Transcribe the forum thread on aquascaping a 2-gallon tank from "ive seen this" to "it like that.".

## [Source document]
Start of Block

# Aquascaping 2gal(Pics)



## Fishboy93 (Jun 11, 2005)

Alright here it is I dont know what to do.... also i cant find how many wpg





















Plants:
2 Dwarf Sag
1 Crypt
1 Java Fern Lace
Alot of Ambulia

The problem is it sits next to this


----------



## garfieldnfish (Jan 18, 2005)

I have a 2.5 gal plant tank that was intended for a hospital tank but that is really too small for that. I use 5 gal rubbermaid containers for that now with air stones and nothing else but a little gravel.
My 2.5 gal has a small piece of driftwood with java moss attached, water lettuce and duckweed (food for my goldfish), a small terra cotta pot, air stone, and light brown gravel. I periodically throw plants in there that don't do well (or have been mauled by my goldfish). They seem to recover in there since it's close to the window and gets natural daylight and I use a desk lamp on cloudy days. I have used this tank in the past as fry tank, once they got too large for the net but still too small to join the fish in my larger tanks and that has worked well since the natural daylight, the plants, and a few MTSs make sure there is daphnia in this tank at all time. During that time I added a sponge filter.


----------



## Fishboy93 (Jun 11, 2005)

alright cool. Oops looks like a put it in the wrong section or something sorry about that


----------



## Fish Friend (Sep 10, 2005)

ive seen this on tfc..haha....the second tank loogs good!


----------



## Fishboy93 (Jun 11, 2005)

Thanks thats my main work tank... Today all the ambulia floated to the top of the 2gal. tank and it looked really cool so i left it like that.


----------



## fishfreaks (Jan 19, 2005)

Nice setup! Especially for a 2 gallon!


----------

End of Block

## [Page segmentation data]
Start of Block

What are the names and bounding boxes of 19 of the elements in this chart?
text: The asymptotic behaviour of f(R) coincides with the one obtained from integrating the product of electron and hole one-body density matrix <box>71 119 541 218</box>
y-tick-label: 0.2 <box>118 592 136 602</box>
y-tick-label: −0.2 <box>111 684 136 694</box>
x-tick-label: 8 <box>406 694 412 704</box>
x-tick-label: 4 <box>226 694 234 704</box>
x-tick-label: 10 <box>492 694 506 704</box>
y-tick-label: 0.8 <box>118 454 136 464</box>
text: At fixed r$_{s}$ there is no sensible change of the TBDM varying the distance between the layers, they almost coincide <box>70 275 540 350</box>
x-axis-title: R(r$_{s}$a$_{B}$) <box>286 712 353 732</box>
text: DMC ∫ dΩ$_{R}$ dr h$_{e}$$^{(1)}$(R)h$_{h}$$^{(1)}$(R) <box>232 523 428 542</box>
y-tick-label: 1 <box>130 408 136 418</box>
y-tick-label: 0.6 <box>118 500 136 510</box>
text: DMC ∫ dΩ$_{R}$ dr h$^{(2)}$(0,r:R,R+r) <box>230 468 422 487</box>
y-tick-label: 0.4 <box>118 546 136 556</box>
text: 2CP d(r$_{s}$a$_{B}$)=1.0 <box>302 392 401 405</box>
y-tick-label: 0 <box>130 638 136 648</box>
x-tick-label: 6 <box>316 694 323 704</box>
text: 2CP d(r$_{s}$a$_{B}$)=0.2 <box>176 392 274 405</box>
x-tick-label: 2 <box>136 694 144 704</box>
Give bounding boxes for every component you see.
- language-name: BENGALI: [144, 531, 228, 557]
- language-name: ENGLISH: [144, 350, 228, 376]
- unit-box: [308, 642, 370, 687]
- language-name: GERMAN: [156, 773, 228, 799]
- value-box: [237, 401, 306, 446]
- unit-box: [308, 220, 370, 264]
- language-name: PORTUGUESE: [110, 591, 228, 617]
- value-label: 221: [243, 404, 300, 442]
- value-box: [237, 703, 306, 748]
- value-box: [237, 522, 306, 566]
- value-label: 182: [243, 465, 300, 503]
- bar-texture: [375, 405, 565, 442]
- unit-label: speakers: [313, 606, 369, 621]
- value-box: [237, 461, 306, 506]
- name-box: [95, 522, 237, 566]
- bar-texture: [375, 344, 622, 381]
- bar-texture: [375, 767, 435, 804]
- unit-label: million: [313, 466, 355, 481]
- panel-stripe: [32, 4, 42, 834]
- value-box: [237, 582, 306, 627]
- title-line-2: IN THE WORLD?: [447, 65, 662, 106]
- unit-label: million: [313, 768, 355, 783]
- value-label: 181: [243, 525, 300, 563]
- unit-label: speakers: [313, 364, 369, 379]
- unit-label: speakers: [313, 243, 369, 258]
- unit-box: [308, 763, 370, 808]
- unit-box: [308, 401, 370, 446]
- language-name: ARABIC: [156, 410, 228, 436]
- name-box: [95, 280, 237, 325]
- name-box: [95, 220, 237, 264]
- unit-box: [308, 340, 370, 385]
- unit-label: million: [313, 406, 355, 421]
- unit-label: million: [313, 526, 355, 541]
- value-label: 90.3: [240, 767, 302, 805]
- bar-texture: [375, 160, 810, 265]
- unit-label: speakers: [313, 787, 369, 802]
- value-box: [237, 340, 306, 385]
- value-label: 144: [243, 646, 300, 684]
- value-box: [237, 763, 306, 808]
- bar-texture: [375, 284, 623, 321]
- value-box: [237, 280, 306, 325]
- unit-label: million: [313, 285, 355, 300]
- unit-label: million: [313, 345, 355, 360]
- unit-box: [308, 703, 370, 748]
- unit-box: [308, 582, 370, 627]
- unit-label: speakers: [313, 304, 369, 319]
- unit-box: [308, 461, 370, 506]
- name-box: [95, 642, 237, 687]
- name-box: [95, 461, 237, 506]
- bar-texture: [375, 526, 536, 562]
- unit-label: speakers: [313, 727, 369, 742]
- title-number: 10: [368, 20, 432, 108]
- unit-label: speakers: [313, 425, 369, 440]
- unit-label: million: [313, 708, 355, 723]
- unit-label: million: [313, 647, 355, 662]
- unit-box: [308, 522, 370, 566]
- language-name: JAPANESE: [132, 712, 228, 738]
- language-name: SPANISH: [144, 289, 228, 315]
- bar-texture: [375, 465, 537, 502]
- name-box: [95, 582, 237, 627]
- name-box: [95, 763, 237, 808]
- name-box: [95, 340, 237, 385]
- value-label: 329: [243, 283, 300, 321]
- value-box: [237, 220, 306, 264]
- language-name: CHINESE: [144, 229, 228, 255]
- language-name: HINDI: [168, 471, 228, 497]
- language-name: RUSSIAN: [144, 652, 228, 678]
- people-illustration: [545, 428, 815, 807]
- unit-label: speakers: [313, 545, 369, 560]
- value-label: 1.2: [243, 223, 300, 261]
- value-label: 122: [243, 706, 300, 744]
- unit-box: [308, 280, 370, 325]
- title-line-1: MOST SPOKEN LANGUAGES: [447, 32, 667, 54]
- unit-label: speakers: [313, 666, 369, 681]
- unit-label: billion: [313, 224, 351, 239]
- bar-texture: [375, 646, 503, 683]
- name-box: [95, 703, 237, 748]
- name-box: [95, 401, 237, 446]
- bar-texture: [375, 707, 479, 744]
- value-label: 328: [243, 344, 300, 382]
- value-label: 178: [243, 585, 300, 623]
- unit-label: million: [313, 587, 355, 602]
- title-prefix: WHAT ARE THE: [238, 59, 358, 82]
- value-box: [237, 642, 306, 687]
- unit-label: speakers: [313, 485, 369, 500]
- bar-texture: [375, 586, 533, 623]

End of Block

## [Exercise answer]
ive seen this on tfc..haha....the second tank loogs good!


----------



## Fishboy93 (Jun 11, 2005)

Thanks thats my main work tank... Today all the ambulia floated to the top of the 2gal. tank and it looked really cool so i left it like that.